>> BEGIN PROVIDED RECORDS
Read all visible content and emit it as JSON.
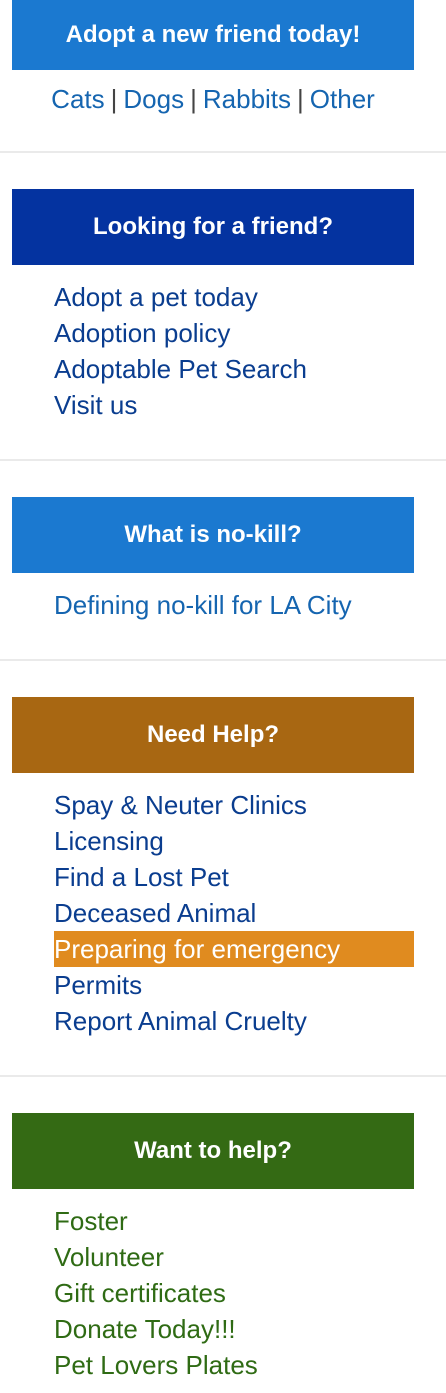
{
  "colors": {
    "header_adopt": "#1b79d0",
    "header_friend": "#0433a0",
    "header_nokill": "#1b79d0",
    "header_help": "#a86712",
    "header_want": "#346a14",
    "highlight": "#e08b1f"
  },
  "adopt": {
    "title": "Adopt a new friend today!",
    "links": [
      "Cats",
      "Dogs",
      "Rabbits",
      "Other"
    ],
    "separator": "|"
  },
  "friend": {
    "title": "Looking for a friend?",
    "links": [
      "Adopt a pet today",
      "Adoption policy",
      "Adoptable Pet Search",
      "Visit us"
    ]
  },
  "nokill": {
    "title": "What is no-kill?",
    "links": [
      "Defining no-kill for LA City"
    ]
  },
  "help": {
    "title": "Need Help?",
    "links": [
      "Spay & Neuter Clinics",
      "Licensing",
      "Find a Lost Pet",
      "Deceased Animal",
      "Preparing for emergency",
      "Permits",
      "Report Animal Cruelty"
    ]
  },
  "want": {
    "title": "Want to help?",
    "links": [
      "Foster",
      "Volunteer",
      "Gift certificates",
      "Donate Today!!!",
      "Pet Lovers Plates"
    ]
  }
}
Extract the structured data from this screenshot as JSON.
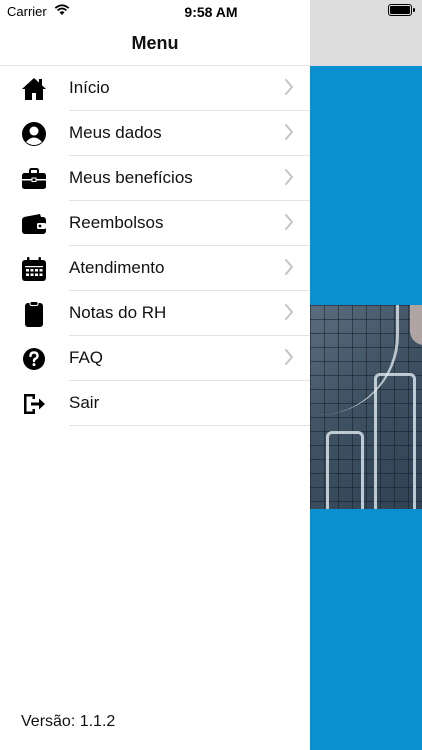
{
  "status_bar": {
    "carrier": "Carrier",
    "time": "9:58 AM"
  },
  "menu": {
    "title": "Menu",
    "items": [
      {
        "label": "Início",
        "icon": "home-icon"
      },
      {
        "label": "Meus dados",
        "icon": "user-circle-icon"
      },
      {
        "label": "Meus benefícios",
        "icon": "briefcase-icon"
      },
      {
        "label": "Reembolsos",
        "icon": "wallet-icon"
      },
      {
        "label": "Atendimento",
        "icon": "calendar-icon"
      },
      {
        "label": "Notas do RH",
        "icon": "clipboard-icon"
      },
      {
        "label": "FAQ",
        "icon": "question-circle-icon"
      },
      {
        "label": "Sair",
        "icon": "sign-out-icon"
      }
    ]
  },
  "footer": {
    "version": "Versão: 1.1.2"
  },
  "colors": {
    "accent_blue": "#0a8fd0",
    "drawer_bg": "#ffffff",
    "text": "#111111",
    "chevron": "#c4c4c7"
  }
}
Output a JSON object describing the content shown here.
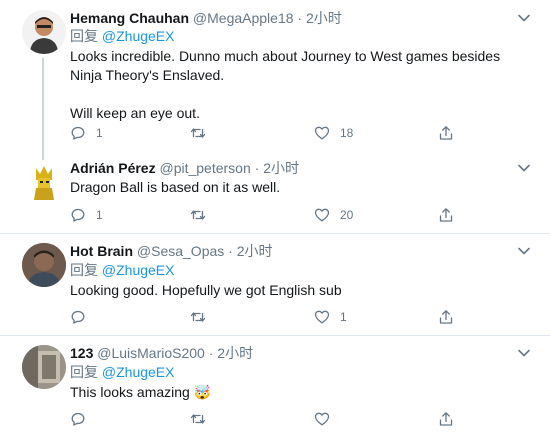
{
  "tweets": [
    {
      "name": "Hemang Chauhan",
      "handle": "@MegaApple18",
      "time": "· 2小时",
      "reply_prefix": "回复",
      "reply_to": "@ZhugeEX",
      "text_1": "Looks incredible. Dunno much about Journey to West games besides Ninja Theory's Enslaved.",
      "text_2": "Will keep an eye out.",
      "reply_count": "1",
      "retweet_count": "",
      "like_count": "18"
    },
    {
      "name": "Adrián Pérez",
      "handle": "@pit_peterson",
      "time": "· 2小时",
      "text": "Dragon Ball is based on it as well.",
      "reply_count": "1",
      "retweet_count": "",
      "like_count": "20"
    },
    {
      "name": "Hot Brain",
      "handle": "@Sesa_Opas",
      "time": "· 2小时",
      "reply_prefix": "回复",
      "reply_to": "@ZhugeEX",
      "text": "Looking good. Hopefully we got English sub",
      "reply_count": "",
      "retweet_count": "",
      "like_count": "1"
    },
    {
      "name": "123",
      "handle": "@LuisMarioS200",
      "time": "· 2小时",
      "reply_prefix": "回复",
      "reply_to": "@ZhugeEX",
      "text": "This looks amazing 🤯",
      "reply_count": "",
      "retweet_count": "",
      "like_count": ""
    }
  ],
  "icons": {
    "reply": "reply-icon",
    "retweet": "retweet-icon",
    "like": "heart-icon",
    "share": "share-icon",
    "more": "chevron-down-icon"
  },
  "colors": {
    "text": "#14171a",
    "secondary": "#657786",
    "link": "#1b95e0",
    "divider": "#e1e8ed",
    "thread_line": "#ccd6dd"
  }
}
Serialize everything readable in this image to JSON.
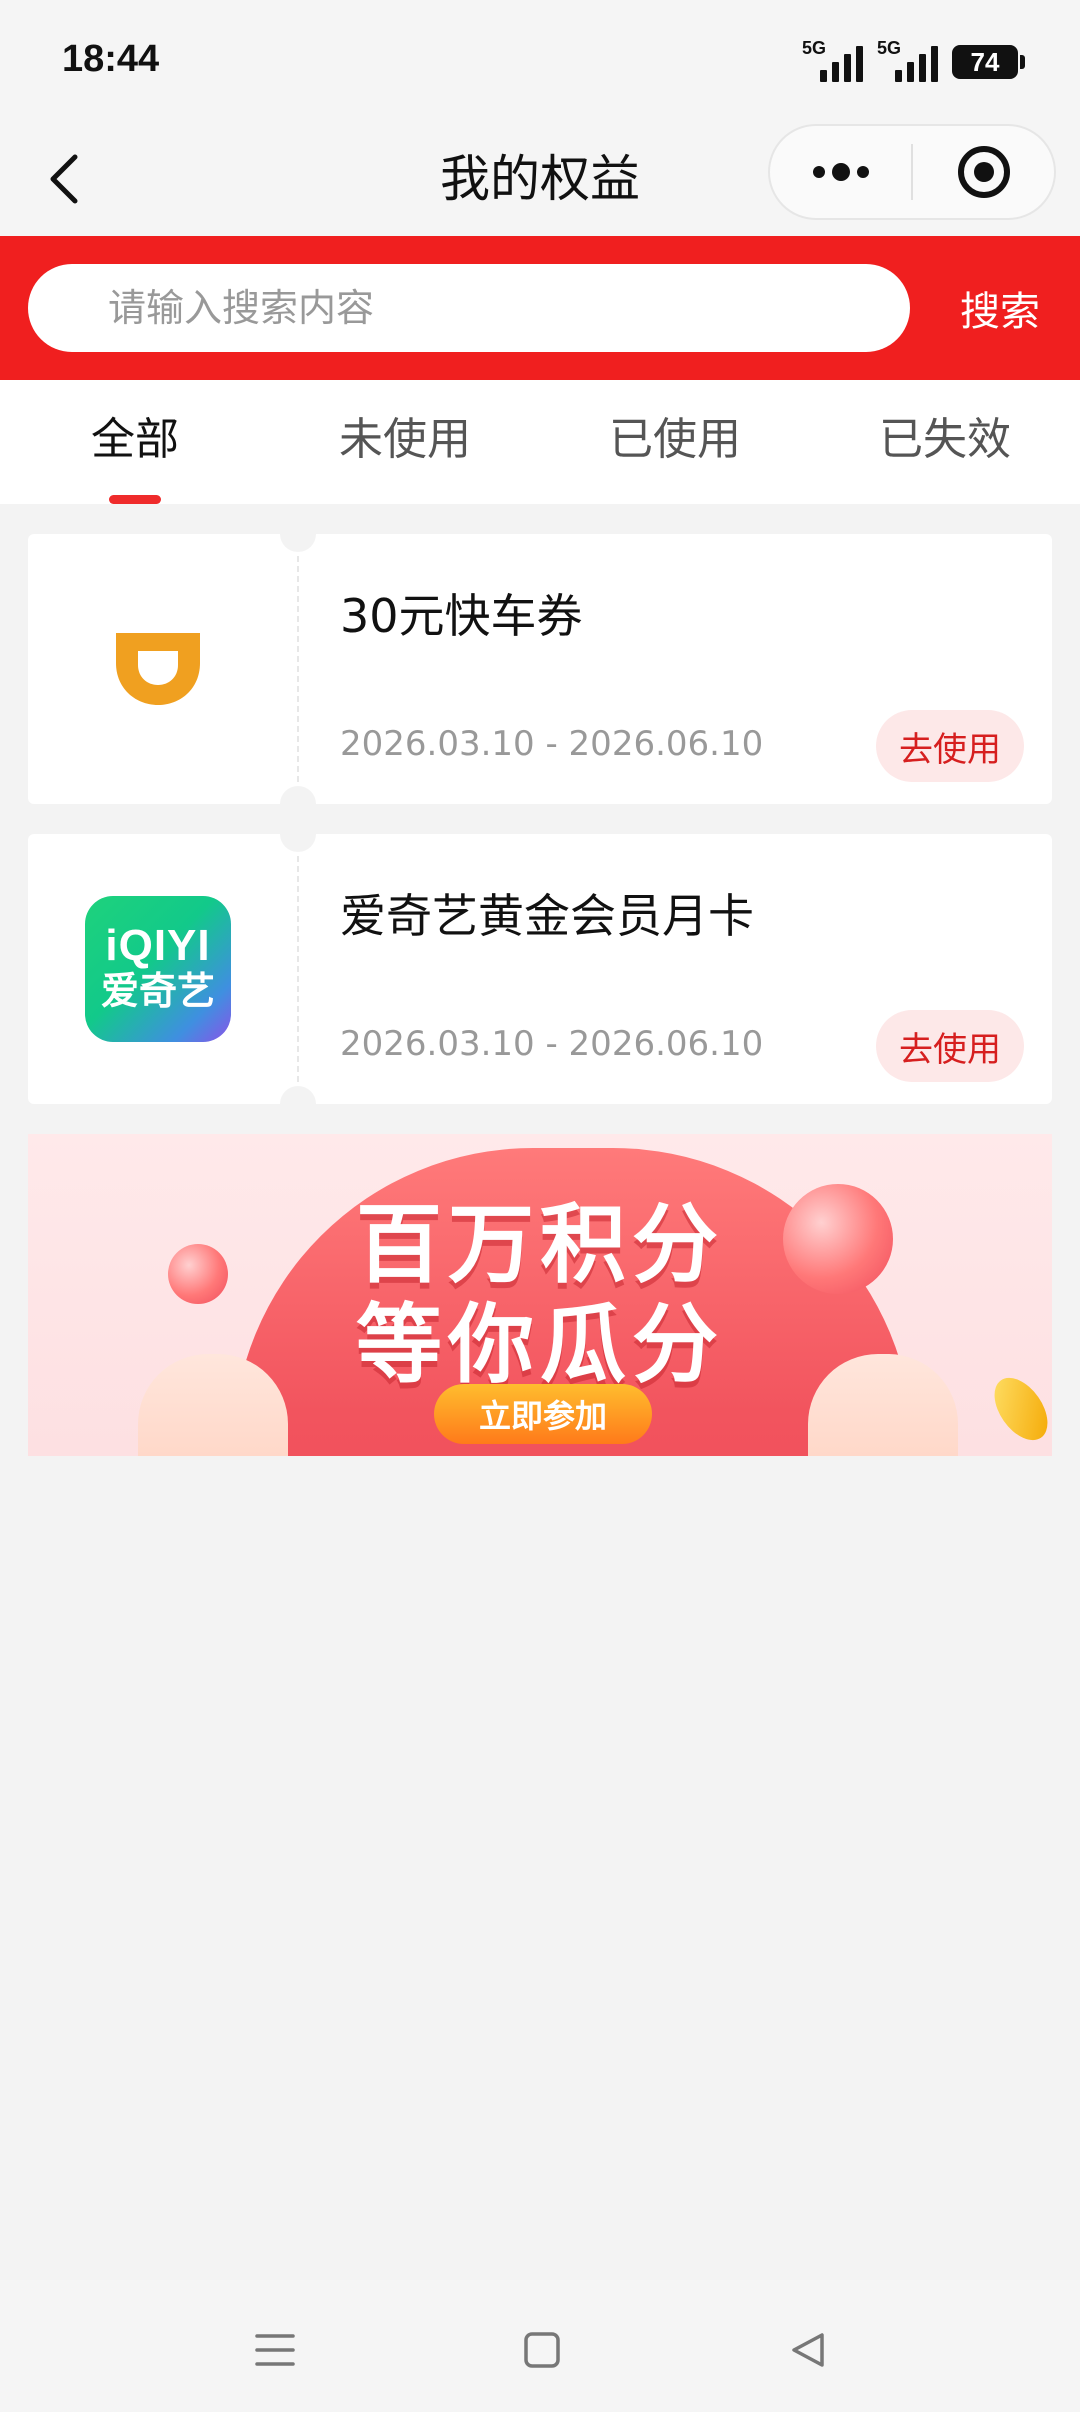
>> END PROVIDED RECORDS
• **TASK DESCRIPTION**: Working from the listing above, pick out every line that has "JSON" and copy it.

• **FINISHED ANSWER**:
Read all visible content and emit it as JSON.
Extract the structured data from this screenshot as JSON.
Output a JSON object describing the content shown here.
Serialize everything readable in this image to JSON.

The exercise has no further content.